Molto ci sarebbe da dire sulla terapia dell’ernia discale ma per motivi di spazio mi limito a tre brevissime considerazioni e precisamente:
a) per fortuna da almeno quarant’anni il numero di interventi per ernia del disco si è ridotto in maniera drastica dal momento che nei follow-up si è visto che a distanza di tempo un’altissima percentuale di pazienti operati ha sviluppato quella sindrome che gli americani hanno definito FBSS cioè letteralmente “mal di schiena da fallimento della chirurgia”. Attualmente quindi l’intervento viene proposto solo in presenza di gravissimi deficit neurologici e di dolori resistenti ad ogni trattamento;
b) di contro hanno assunto sempre maggior rilevanza le terapie conservative che sono praticamente prive di effetti collaterali, se eseguite da mani esperte, e non precludono, anzi giustificano ancor più in caso di fallimento delle stesse, il ricorso all’atto chirurgico con approccio mininvasivo;
c) tra le varie terapie conservative trova ampia applicazione l’uso dell’ozono che, somministrato localmente per varie vie (intradiscale, peridurale, intraforaminale, paravertebrale) ha dimostrato grande efficacia nel ridurre le dimensioni dell’ernia e l’entità del conflitto disco radicolare con un netto miglioramento della ossigenazione della radice interessata e dell’edema radicolare con una significativa riduzione della sintomatologia dolorosa.

# Lavoro richiesto
Secondo il testo sulla terapia dell'ernia discale, in quali casi si propone oggi l'intervento chirurgico?

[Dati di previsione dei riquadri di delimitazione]
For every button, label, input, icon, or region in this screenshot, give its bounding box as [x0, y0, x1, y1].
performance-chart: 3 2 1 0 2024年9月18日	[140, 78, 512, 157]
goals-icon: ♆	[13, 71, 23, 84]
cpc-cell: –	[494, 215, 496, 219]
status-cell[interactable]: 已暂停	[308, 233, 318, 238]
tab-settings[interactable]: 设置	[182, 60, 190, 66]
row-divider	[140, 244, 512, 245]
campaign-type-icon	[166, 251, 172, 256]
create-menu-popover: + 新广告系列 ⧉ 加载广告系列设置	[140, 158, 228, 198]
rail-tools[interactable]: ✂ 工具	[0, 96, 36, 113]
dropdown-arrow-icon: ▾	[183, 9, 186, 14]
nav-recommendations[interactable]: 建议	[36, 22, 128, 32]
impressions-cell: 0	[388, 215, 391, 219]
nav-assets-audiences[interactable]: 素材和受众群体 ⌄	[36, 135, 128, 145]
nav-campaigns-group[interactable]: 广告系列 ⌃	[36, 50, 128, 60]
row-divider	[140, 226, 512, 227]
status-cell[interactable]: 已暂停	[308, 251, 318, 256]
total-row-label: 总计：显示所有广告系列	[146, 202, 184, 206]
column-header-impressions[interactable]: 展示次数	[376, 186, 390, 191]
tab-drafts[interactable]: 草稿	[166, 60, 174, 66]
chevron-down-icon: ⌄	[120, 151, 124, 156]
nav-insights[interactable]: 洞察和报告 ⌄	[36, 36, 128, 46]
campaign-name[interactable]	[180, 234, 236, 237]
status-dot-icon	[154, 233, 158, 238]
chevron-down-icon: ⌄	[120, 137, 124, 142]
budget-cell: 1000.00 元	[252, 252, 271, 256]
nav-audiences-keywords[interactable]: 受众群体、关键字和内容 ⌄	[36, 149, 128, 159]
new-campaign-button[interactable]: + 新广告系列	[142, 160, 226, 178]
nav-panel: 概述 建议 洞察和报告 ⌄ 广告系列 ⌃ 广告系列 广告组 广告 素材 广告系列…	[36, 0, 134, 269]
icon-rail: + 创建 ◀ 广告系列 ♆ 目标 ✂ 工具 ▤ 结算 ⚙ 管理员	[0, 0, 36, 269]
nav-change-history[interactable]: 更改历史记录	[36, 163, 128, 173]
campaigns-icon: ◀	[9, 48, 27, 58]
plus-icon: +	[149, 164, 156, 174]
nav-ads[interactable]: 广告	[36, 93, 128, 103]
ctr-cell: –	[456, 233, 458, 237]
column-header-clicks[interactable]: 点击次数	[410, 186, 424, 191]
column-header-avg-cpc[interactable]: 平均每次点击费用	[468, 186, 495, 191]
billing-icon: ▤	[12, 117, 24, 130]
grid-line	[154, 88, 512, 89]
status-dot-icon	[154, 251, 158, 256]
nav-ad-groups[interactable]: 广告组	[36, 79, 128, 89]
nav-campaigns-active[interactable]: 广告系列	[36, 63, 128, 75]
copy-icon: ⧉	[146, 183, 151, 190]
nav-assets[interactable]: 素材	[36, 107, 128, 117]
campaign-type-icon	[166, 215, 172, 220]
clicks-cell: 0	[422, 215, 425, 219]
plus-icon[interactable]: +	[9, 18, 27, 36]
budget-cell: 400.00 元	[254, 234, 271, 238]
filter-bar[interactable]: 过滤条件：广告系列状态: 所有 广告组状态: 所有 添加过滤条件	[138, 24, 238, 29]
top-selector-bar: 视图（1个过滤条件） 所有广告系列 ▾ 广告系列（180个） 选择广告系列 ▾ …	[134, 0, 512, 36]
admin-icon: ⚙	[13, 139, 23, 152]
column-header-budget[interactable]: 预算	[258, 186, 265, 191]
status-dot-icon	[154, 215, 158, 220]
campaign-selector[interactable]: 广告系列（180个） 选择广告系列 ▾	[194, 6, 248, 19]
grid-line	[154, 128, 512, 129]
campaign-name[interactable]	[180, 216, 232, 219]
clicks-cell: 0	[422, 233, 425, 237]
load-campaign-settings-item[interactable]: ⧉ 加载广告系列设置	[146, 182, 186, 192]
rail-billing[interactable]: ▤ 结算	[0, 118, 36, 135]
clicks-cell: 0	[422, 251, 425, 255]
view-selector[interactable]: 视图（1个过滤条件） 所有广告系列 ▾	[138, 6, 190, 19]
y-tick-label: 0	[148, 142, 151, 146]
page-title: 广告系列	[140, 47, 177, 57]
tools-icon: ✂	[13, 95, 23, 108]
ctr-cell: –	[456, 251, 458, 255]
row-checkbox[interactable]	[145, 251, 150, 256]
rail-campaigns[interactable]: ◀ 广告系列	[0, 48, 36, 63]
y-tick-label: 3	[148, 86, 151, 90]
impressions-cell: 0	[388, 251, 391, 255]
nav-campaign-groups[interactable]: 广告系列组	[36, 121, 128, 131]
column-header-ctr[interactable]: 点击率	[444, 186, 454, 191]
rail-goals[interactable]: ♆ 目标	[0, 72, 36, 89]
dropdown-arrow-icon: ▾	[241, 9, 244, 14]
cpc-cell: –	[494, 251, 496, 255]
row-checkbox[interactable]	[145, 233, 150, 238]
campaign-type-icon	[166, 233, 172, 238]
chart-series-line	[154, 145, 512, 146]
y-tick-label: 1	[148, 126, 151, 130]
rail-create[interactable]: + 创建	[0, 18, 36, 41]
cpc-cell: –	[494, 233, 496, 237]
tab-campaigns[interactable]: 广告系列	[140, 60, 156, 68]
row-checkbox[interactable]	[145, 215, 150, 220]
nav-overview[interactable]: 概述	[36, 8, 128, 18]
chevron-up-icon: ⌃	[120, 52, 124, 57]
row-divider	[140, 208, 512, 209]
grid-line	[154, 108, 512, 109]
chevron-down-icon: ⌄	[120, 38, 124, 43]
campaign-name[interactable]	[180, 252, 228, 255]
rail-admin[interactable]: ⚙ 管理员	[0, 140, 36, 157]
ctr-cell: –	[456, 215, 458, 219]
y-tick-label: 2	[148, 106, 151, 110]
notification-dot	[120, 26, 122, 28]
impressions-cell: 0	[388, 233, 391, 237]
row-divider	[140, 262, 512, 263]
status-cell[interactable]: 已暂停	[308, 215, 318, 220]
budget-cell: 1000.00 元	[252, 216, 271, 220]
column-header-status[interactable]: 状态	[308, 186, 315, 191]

# Esito del compito
Solo in presenza di gravissimi deficit neurologici e di dolori resistenti a ogni trattamento.